PROBLEM.
Extract every line of the material that holds the string "JSON".
** start of LISTED RECORDS **
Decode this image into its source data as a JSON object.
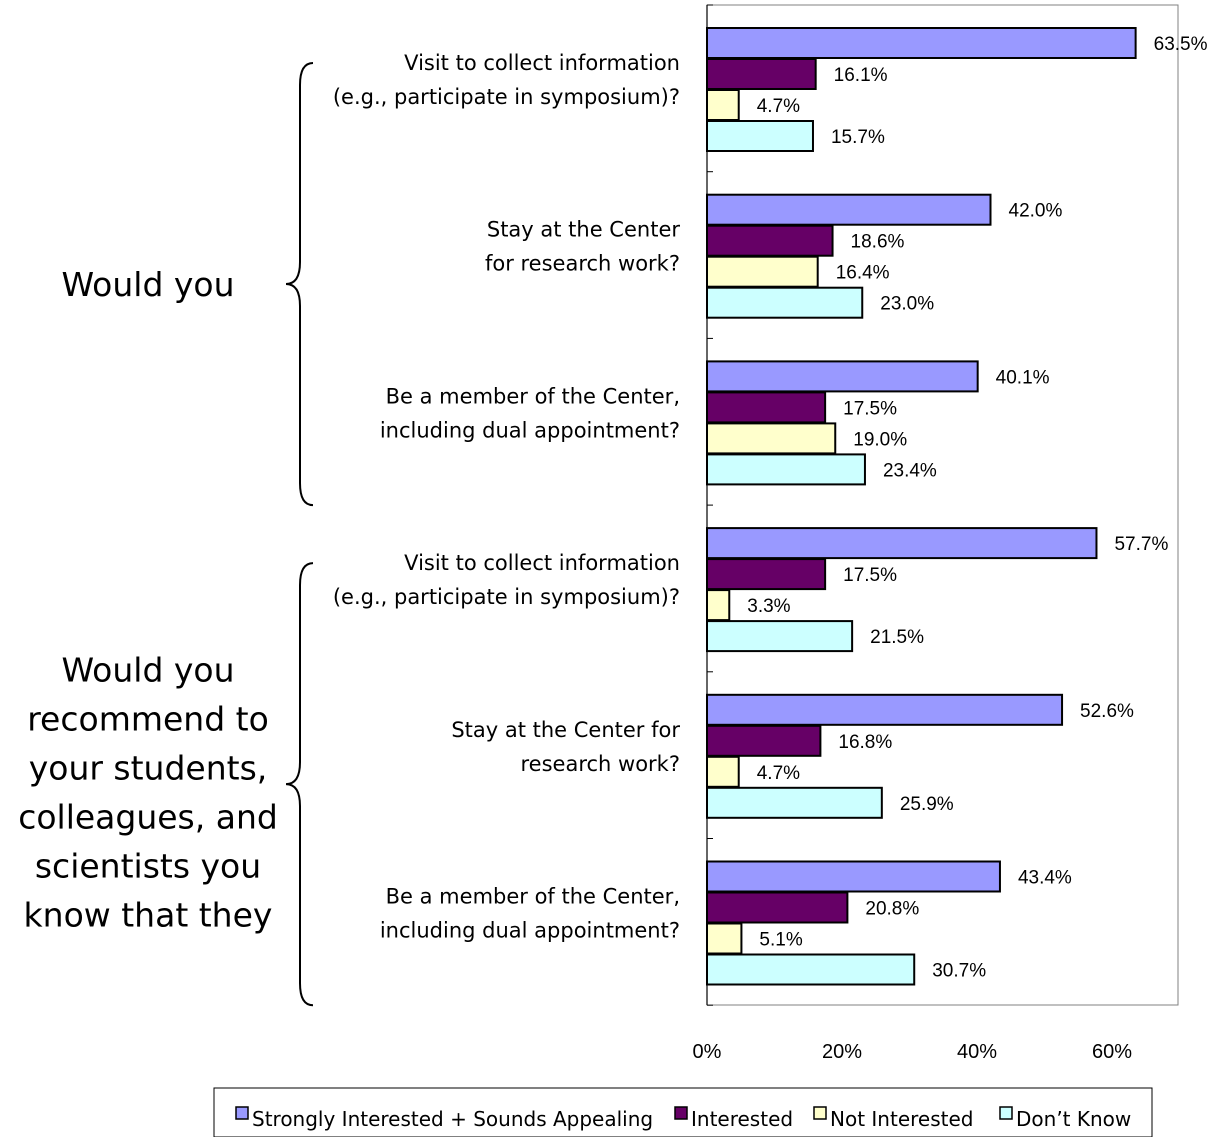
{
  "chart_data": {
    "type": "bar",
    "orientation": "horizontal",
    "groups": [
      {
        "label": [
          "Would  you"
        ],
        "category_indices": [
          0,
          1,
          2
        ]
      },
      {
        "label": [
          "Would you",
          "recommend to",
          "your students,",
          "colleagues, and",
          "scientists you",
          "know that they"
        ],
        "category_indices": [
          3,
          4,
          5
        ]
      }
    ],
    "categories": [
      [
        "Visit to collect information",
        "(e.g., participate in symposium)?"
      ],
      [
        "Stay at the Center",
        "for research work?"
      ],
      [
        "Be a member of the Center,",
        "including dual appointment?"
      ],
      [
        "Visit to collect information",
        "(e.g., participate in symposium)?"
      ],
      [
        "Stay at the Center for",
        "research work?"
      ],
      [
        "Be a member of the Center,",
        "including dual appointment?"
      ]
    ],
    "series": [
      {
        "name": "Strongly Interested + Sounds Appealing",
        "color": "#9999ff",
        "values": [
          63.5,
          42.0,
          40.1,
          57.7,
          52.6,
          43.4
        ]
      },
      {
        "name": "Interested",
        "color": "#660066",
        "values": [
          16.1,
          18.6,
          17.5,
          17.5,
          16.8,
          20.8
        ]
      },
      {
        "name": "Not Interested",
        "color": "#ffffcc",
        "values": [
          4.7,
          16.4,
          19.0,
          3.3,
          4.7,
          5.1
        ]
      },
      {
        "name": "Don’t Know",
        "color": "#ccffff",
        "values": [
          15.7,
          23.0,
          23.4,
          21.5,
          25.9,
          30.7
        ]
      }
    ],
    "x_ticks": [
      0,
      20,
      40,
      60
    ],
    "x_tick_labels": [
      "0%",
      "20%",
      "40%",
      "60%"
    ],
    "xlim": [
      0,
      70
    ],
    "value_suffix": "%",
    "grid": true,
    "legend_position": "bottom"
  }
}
** end of LISTED RECORDS **
** start of LISTED RECORDS **
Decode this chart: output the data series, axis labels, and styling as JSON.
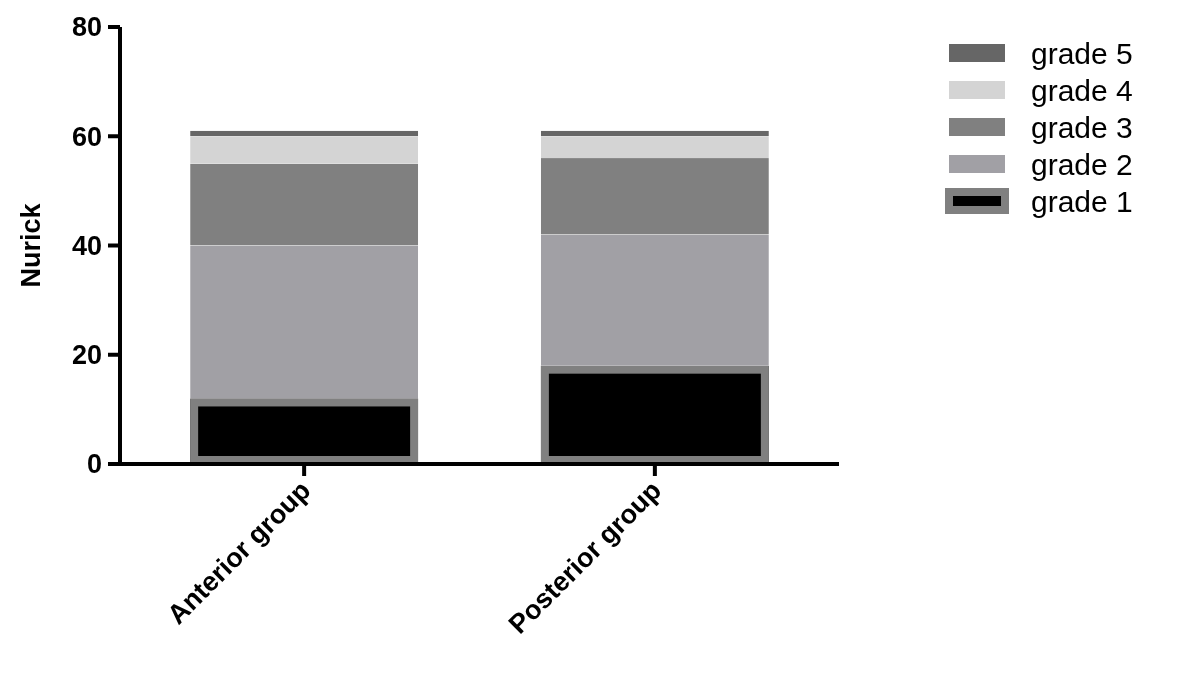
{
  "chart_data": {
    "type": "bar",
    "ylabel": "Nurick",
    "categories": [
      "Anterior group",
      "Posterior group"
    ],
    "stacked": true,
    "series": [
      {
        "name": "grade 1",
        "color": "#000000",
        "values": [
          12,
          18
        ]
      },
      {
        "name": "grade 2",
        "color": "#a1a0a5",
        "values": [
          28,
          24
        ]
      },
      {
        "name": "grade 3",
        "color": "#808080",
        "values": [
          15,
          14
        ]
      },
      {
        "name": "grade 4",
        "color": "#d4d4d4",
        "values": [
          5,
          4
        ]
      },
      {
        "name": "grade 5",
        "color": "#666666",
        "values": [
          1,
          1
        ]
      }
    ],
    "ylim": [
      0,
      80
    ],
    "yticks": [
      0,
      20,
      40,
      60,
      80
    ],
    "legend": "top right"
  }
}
** end of LISTED RECORDS **
EXPECTED OUTPUT.
Decode this image into its source data as a JSON object.
Decode this chart: output the data series, axis labels, and styling as JSON.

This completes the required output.